Saint Willibald, plus précis, assurait que,
comme les apôtres rendaient à Marie
les derniers devoirs avant qu'elle eût
été mise dans le sépulcre, des
anges descendirent du ciel et ravirent
clandestinement son corps
(14).
Mais Damascène soutenait, au contraire, que
le corps de Marie avait été mis dans
le tombeau, et que Dieu le retira au ciel avant que
saint Thomas, qui n'avait point été
de l'ensevelissement, pût arriver au
sépulcre. L'opinion de Damascène
prévalut sans doute, car dans un des
horologes reçu de l'église grecque,
on lit: « Que les apôtres
étant assemblés, la Vierge,
entourée d'un choeur d'anges, vint les
saluer quelque temps après sa mort; que,
pleins d étonnement, ils se rendirent
à son tombeau, mais qu'ils le
trouvèrent vide, parce que
Marie était comme son Fils,
ressuscitée le troisième jour
(15). »
Au huitième siècle cependant, les
théologiens occidentaux étaient
contraires à ceux d'Orient dans les opinions
qui nous occupent. Malgré ce qu'avait
avancé Grégoire de Tours
d'après les écrits supposés
d'un certain Méliton (16), on
ajoutait nullement foi
à l'histoire de l'Assomption de Marie.

____

Consignes
• a. Dans le texte sur l'Assomption de Marie, qui, selon saint Willibald, enleva le corps de Marie ?
• b. Écrivez la suite du texte sur l'Assomption de Marie à partir de sa dernière phrase.
Les entrées qui suivent ne servent à rien ici.

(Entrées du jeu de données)

____

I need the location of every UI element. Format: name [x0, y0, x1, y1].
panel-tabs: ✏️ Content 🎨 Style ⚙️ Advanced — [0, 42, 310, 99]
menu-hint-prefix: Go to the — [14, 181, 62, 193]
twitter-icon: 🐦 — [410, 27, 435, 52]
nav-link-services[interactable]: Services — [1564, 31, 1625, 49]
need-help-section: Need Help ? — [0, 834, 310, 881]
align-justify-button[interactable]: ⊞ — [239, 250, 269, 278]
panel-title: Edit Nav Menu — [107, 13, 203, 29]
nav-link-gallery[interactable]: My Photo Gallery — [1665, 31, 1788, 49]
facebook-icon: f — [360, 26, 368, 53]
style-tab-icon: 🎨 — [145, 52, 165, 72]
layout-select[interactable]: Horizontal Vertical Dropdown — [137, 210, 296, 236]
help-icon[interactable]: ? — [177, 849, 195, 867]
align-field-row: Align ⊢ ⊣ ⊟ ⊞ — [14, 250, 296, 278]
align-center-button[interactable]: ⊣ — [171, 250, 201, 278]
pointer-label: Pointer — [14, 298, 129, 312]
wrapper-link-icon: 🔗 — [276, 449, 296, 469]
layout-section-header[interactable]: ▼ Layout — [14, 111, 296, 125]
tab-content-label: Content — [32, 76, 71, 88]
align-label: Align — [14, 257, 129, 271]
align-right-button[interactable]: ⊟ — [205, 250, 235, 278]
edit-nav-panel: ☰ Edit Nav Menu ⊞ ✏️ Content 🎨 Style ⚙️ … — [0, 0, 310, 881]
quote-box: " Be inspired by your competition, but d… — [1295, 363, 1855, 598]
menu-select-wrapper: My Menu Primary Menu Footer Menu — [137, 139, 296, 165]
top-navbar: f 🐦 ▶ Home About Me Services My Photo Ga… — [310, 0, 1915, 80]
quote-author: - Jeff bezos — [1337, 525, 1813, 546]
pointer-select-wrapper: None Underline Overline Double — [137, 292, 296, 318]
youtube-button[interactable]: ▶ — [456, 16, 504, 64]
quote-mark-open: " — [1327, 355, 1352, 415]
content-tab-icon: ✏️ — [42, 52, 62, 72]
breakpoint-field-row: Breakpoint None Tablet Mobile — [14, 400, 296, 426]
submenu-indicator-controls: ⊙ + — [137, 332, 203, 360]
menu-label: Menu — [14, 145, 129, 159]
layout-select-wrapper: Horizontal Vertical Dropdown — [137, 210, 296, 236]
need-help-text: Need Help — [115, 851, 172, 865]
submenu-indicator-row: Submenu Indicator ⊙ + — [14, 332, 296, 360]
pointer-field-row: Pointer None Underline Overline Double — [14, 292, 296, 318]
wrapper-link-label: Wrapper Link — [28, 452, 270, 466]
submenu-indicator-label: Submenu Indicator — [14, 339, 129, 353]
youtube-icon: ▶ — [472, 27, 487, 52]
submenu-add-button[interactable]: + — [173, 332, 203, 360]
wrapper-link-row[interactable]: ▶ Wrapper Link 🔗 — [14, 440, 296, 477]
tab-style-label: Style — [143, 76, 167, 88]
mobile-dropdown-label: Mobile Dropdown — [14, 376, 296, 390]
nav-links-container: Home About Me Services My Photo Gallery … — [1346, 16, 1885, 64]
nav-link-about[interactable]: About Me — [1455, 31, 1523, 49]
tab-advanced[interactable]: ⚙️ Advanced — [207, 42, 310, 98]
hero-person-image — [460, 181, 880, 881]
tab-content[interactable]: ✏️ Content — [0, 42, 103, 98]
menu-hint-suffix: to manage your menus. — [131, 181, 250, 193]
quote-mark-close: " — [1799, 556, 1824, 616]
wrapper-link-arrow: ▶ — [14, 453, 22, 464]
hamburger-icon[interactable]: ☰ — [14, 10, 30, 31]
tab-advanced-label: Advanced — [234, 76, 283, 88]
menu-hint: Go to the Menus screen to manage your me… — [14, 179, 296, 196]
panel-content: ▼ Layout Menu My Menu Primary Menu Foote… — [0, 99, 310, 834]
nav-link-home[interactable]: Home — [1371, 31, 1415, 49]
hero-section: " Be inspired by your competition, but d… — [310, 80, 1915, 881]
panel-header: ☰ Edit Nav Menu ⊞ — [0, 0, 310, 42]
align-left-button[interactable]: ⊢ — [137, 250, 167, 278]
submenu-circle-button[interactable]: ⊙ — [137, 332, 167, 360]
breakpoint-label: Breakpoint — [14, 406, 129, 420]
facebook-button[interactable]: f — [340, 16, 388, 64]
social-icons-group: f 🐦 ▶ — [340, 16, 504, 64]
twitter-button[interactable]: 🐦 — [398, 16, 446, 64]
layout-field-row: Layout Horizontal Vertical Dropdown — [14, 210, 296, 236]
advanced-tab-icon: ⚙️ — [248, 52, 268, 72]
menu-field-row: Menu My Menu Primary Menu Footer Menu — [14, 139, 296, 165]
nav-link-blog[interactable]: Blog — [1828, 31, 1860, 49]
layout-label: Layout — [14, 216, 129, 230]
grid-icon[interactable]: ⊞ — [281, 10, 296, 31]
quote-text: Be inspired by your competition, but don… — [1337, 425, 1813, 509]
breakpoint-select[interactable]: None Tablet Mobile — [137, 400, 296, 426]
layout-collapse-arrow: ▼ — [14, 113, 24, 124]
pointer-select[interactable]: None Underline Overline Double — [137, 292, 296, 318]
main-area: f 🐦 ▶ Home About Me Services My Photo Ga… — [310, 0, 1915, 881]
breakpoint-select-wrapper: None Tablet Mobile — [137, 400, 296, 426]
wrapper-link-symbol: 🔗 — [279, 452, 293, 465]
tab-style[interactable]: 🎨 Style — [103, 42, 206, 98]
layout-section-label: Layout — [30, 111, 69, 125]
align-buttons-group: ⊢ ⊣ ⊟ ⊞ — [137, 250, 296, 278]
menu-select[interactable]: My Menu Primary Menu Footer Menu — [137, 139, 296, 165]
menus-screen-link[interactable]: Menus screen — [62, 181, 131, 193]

____

Corrigé
• a. Des anges descendus du ciel.

• b.
Béde la rejetait nettement, vu qu'elle se
trouvait en opposition avec les récits des
Actes (17).
À la fin du huitième siècle,
Charlemagne, encore incertain à cet
égard, ordonna de plus amples informations
(18). Selon
les
apparences, les renseignements se trouvèrent
favorables à la Vierge, puisque dans une
assemblée de moines et d'abbés tenue
à Aix-la-Chapelle, au neuvième
siècle, on regarda l'Assomption de Marie
comme prouvée, et l'on en compta la
fêle entre les principales de l'année
(19).
Alors seulement, au milieu du neuvième
siècle, cette nouvelle opinion, contraire
à nos Saints Livres, sans autorité
que celle de certains apocryphes longtemps
méprisés, se trouva
décidément en faveur dans
l'Église.
Si nous passons enfin à ce qui regarde le
culte d'invocation que l'on rendit à Marie
pendant la période qui nous occupe, nous
verrons que, quoique l'on poussât fort loin
alors cet abus, ce n'est pas qu'il n'y eût
encore à cet égard d'assez
redoutables oppositions. L'on peut dire que les
princes qui s'élevèrent avec tant de
force contre le culte des images furent en
général peu favorables au culte de
ceux qu'elles représentaient. En effet, les
historiens de ces temps n'hésitent pas
à déclarer que Léon
l'Isaurien, l'un d'entre eux, n'errait pas
seulement sur le culte des images qu'il condamnait,
mais encore sur l'intercession de la très
chaste Mère de Dieu
(20).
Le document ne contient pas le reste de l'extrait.